[Dataset listings of figures]

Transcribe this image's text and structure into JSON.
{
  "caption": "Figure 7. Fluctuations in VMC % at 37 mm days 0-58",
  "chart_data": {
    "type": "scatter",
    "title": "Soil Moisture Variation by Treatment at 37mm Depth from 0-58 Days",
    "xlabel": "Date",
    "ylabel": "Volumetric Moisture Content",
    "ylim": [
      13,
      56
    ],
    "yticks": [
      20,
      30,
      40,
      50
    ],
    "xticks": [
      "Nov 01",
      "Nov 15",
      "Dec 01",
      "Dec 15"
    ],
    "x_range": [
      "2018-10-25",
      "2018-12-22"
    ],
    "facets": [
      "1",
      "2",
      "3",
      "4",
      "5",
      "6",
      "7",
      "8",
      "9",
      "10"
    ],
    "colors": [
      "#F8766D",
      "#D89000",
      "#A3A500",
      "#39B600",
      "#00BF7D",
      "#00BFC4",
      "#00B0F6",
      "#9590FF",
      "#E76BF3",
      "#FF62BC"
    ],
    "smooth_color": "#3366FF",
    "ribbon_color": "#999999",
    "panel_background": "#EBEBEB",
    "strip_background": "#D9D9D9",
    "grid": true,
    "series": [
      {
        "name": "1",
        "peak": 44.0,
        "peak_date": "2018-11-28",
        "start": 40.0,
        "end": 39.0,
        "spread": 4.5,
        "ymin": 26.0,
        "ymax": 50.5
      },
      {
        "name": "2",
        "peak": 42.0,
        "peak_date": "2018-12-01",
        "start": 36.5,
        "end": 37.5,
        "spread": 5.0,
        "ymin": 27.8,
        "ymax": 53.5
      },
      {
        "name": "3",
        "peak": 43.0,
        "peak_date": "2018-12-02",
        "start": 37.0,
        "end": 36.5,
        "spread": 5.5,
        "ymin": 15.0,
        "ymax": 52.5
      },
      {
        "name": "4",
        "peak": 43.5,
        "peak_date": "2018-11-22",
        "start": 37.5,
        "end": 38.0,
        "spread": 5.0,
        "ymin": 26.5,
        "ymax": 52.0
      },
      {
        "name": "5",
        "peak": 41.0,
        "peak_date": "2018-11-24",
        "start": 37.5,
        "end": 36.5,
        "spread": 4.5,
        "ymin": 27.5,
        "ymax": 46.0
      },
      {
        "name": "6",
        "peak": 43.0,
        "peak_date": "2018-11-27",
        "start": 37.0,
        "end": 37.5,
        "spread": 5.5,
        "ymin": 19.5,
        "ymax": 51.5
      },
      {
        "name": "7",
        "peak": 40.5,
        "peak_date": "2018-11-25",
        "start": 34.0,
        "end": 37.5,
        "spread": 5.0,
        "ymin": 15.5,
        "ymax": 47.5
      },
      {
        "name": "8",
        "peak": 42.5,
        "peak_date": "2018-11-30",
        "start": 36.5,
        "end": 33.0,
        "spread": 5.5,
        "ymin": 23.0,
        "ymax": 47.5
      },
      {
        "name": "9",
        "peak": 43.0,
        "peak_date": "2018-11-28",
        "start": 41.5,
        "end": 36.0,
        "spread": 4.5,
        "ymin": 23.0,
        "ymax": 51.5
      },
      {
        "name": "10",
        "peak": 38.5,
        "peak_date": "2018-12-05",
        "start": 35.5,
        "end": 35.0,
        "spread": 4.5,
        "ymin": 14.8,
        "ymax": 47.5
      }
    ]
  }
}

EXERCISE OBJECTIVE:
Would you write down every record again, exactly?

SOLUTION FOR THIS PROBLEM:
Transcribe this image's text and structure into JSON.
{
  "caption": "Figure 7. Fluctuations in VMC % at 37 mm days 0-58",
  "chart_data": {
    "type": "scatter",
    "title": "Soil Moisture Variation by Treatment at 37mm Depth from 0-58 Days",
    "xlabel": "Date",
    "ylabel": "Volumetric Moisture Content",
    "ylim": [
      13,
      56
    ],
    "yticks": [
      20,
      30,
      40,
      50
    ],
    "xticks": [
      "Nov 01",
      "Nov 15",
      "Dec 01",
      "Dec 15"
    ],
    "x_range": [
      "2018-10-25",
      "2018-12-22"
    ],
    "facets": [
      "1",
      "2",
      "3",
      "4",
      "5",
      "6",
      "7",
      "8",
      "9",
      "10"
    ],
    "colors": [
      "#F8766D",
      "#D89000",
      "#A3A500",
      "#39B600",
      "#00BF7D",
      "#00BFC4",
      "#00B0F6",
      "#9590FF",
      "#E76BF3",
      "#FF62BC"
    ],
    "smooth_color": "#3366FF",
    "ribbon_color": "#999999",
    "panel_background": "#EBEBEB",
    "strip_background": "#D9D9D9",
    "grid": true,
    "series": [
      {
        "name": "1",
        "peak": 44.0,
        "peak_date": "2018-11-28",
        "start": 40.0,
        "end": 39.0,
        "spread": 4.5,
        "ymin": 26.0,
        "ymax": 50.5
      },
      {
        "name": "2",
        "peak": 42.0,
        "peak_date": "2018-12-01",
        "start": 36.5,
        "end": 37.5,
        "spread": 5.0,
        "ymin": 27.8,
        "ymax": 53.5
      },
      {
        "name": "3",
        "peak": 43.0,
        "peak_date": "2018-12-02",
        "start": 37.0,
        "end": 36.5,
        "spread": 5.5,
        "ymin": 15.0,
        "ymax": 52.5
      },
      {
        "name": "4",
        "peak": 43.5,
        "peak_date": "2018-11-22",
        "start": 37.5,
        "end": 38.0,
        "spread": 5.0,
        "ymin": 26.5,
        "ymax": 52.0
      },
      {
        "name": "5",
        "peak": 41.0,
        "peak_date": "2018-11-24",
        "start": 37.5,
        "end": 36.5,
        "spread": 4.5,
        "ymin": 27.5,
        "ymax": 46.0
      },
      {
        "name": "6",
        "peak": 43.0,
        "peak_date": "2018-11-27",
        "start": 37.0,
        "end": 37.5,
        "spread": 5.5,
        "ymin": 19.5,
        "ymax": 51.5
      },
      {
        "name": "7",
        "peak": 40.5,
        "peak_date": "2018-11-25",
        "start": 34.0,
        "end": 37.5,
        "spread": 5.0,
        "ymin": 15.5,
        "ymax": 47.5
      },
      {
        "name": "8",
        "peak": 42.5,
        "peak_date": "2018-11-30",
        "start": 36.5,
        "end": 33.0,
        "spread": 5.5,
        "ymin": 23.0,
        "ymax": 47.5
      },
      {
        "name": "9",
        "peak": 43.0,
        "peak_date": "2018-11-28",
        "start": 41.5,
        "end": 36.0,
        "spread": 4.5,
        "ymin": 23.0,
        "ymax": 51.5
      },
      {
        "name": "10",
        "peak": 38.5,
        "peak_date": "2018-12-05",
        "start": 35.5,
        "end": 35.0,
        "spread": 4.5,
        "ymin": 14.8,
        "ymax": 47.5
      }
    ]
  }
}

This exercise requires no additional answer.